* _Source document_:
******

If you don't have a scoring system, get one
Re:How bothersome is spam for most slashdotters? (Score:3, Informative)
At home (with spamassassin, instead of the crappy, big$$ system we have at work) I get 1-5 a month that slip thru the net.
If there are any spamassassin developers reading this, thanks much!
Re:How bothersome is spam for most slashdotters? (Score:5, Insightful)
Now how about the sysadmin reading slashdot. The one that maintains that mailserver and has to find storage for all of that crap that comes pouring in. The one that has to setup spamassassin on the servers and teach people (which is probably the worst part) how to setup their outlook clients to filter all of this. The one that has to hear complaints about the 2-3 spam getting through over the 3 trillion that came in during the week and the one that has to requistition the money to maintain the spamfiltration instead of it going elsewhere in the company.
Spam costs the ISP/Company/User time and money whereas the spammer pays next to nothing and most slashdotters (IMHO) have a problem with that.
Pretty damn bothersome, thnx (Score:5, Interesting)

******

* _Extracted material_:
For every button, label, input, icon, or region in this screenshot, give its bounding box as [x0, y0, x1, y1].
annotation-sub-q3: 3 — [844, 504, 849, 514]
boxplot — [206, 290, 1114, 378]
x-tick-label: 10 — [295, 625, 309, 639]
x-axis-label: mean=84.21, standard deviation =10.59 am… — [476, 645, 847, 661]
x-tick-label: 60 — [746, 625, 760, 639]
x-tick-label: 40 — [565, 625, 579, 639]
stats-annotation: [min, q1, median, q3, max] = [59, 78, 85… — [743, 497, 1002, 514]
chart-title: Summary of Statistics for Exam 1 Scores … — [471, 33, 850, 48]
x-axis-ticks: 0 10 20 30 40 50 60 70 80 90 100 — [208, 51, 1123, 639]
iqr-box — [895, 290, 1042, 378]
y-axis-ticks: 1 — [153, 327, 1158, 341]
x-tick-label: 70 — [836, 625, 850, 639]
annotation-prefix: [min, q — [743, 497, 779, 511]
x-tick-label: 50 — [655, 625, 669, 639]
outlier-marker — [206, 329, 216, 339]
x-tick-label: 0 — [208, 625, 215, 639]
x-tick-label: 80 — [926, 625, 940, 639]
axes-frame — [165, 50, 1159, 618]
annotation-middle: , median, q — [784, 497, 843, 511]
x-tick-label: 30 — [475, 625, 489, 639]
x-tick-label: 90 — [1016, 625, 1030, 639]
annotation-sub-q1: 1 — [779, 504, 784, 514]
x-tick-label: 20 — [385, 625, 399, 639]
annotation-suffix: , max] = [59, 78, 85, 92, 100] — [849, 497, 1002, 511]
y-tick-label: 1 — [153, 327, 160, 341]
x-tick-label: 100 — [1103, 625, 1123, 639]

******

* _Set task 1_: Retype everything in the spam thread from "At home (with" down to "in the company.".
* _Set task 2_: Please continue the spam thread from where it stops.

* _Written answer 1_:
At home (with spamassassin, instead of the crappy, big$$ system we have at work) I get 1-5 a month that slip thru the net.
If there are any spamassassin developers reading this, thanks much!
Re:How bothersome is spam for most slashdotters? (Score:5, Insightful)
Now how about the sysadmin reading slashdot. The one that maintains that mailserver and has to find storage for all of that crap that comes pouring in. The one that has to setup spamassassin on the servers and teach people (which is probably the worst part) how to setup their outlook clients to filter all of this. The one that has to hear complaints about the 2-3 spam getting through over the 3 trillion that came in during the week and the one that has to requistition the money to maintain the spamfiltration instead of it going elsewhere in the company.

* _Written answer 2_:
About the time I switced to the new domain, I began seeing a significant amount of email spam. As of 2000, I began to see my rate doubling about once per year. Last year I got about 150/day -- this year it's up to 300 or so. Even using spamassasin, the emails that get through are a major annoyance, especially if I've been away from email for more than a day or two. At this point, it looks like I'll be switching to using multiple addresses, one semi-public, one for ecommerce, and one given out only to friends and family -- I really see no other way at this point (although even THAT isn't a perfect solution).
Of course, maybe it's because I live in St. Tammany Parish (a parish in LA is like a county in other states) -- the same parish as Slidell. In fact, Ron Scelson was our old babysitter's son in law. Maybe the massive spam load is some kind of weird misdirected digital karma bullet, that just happened to hit me instead of the nearby spammer. Dunno -- but I suspect its just the inevitable consequence of keeping a vary public email address.
In any case -- yes -- spam is a major problem for me, and I'm reasonably savy with most of the available anti-spam tools out there.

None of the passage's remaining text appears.